[Dataset excerpt]
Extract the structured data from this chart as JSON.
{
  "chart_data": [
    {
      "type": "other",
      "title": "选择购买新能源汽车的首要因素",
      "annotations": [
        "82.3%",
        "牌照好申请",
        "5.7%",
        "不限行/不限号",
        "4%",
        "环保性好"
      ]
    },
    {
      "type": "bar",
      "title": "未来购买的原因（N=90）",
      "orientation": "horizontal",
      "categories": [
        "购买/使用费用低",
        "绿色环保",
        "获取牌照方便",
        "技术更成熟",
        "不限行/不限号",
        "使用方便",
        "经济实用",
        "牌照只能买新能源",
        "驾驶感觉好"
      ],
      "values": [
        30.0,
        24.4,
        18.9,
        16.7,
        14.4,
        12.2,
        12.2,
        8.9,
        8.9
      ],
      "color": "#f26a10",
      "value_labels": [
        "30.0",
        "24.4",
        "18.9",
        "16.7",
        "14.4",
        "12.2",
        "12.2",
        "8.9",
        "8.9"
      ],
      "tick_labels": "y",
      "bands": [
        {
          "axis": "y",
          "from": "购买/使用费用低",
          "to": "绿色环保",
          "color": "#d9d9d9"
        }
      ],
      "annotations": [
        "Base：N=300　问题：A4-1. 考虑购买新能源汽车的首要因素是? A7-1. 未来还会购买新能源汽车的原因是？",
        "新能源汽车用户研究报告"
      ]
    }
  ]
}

→ Instructions for the task:
Write out every record verbatim.

→ Correct output:
Extract the structured data from this chart as JSON.
{
  "chart_data": [
    {
      "type": "other",
      "title": "选择购买新能源汽车的首要因素",
      "annotations": [
        "82.3%",
        "牌照好申请",
        "5.7%",
        "不限行/不限号",
        "4%",
        "环保性好"
      ]
    },
    {
      "type": "bar",
      "title": "未来购买的原因（N=90）",
      "orientation": "horizontal",
      "categories": [
        "购买/使用费用低",
        "绿色环保",
        "获取牌照方便",
        "技术更成熟",
        "不限行/不限号",
        "使用方便",
        "经济实用",
        "牌照只能买新能源",
        "驾驶感觉好"
      ],
      "values": [
        30.0,
        24.4,
        18.9,
        16.7,
        14.4,
        12.2,
        12.2,
        8.9,
        8.9
      ],
      "color": "#f26a10",
      "value_labels": [
        "30.0",
        "24.4",
        "18.9",
        "16.7",
        "14.4",
        "12.2",
        "12.2",
        "8.9",
        "8.9"
      ],
      "tick_labels": "y",
      "bands": [
        {
          "axis": "y",
          "from": "购买/使用费用低",
          "to": "绿色环保",
          "color": "#d9d9d9"
        }
      ],
      "annotations": [
        "Base：N=300　问题：A4-1. 考虑购买新能源汽车的首要因素是? A7-1. 未来还会购买新能源汽车的原因是？",
        "新能源汽车用户研究报告"
      ]
    }
  ]
}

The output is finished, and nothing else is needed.